* Given problem *
Return all lines below containing the word "title".

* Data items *
** START **

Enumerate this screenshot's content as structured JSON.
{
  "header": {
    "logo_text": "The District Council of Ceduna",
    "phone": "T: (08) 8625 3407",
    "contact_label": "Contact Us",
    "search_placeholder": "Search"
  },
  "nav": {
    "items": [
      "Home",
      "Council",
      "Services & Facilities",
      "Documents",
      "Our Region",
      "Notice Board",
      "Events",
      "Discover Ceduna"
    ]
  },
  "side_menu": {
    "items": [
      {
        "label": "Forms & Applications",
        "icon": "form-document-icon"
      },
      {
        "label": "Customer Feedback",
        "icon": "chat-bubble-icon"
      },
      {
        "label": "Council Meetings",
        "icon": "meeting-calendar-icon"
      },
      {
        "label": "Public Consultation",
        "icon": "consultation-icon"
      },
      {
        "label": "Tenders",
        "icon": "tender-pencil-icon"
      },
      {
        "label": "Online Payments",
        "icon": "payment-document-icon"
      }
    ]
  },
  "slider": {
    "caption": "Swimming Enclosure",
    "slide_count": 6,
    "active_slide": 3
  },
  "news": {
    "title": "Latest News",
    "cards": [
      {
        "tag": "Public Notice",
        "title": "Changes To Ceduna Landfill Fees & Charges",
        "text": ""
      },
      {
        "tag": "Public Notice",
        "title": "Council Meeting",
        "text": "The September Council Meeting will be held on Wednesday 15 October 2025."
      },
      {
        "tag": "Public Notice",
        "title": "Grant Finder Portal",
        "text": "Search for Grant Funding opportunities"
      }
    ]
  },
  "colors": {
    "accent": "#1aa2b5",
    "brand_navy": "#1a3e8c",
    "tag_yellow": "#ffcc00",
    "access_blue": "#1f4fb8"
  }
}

** END **

* Reply *
    "title": "Latest News",
        "title": "Changes To Ceduna Landfill Fees & Charges",
        "title": "Council Meeting",
        "title": "Grant Finder Portal",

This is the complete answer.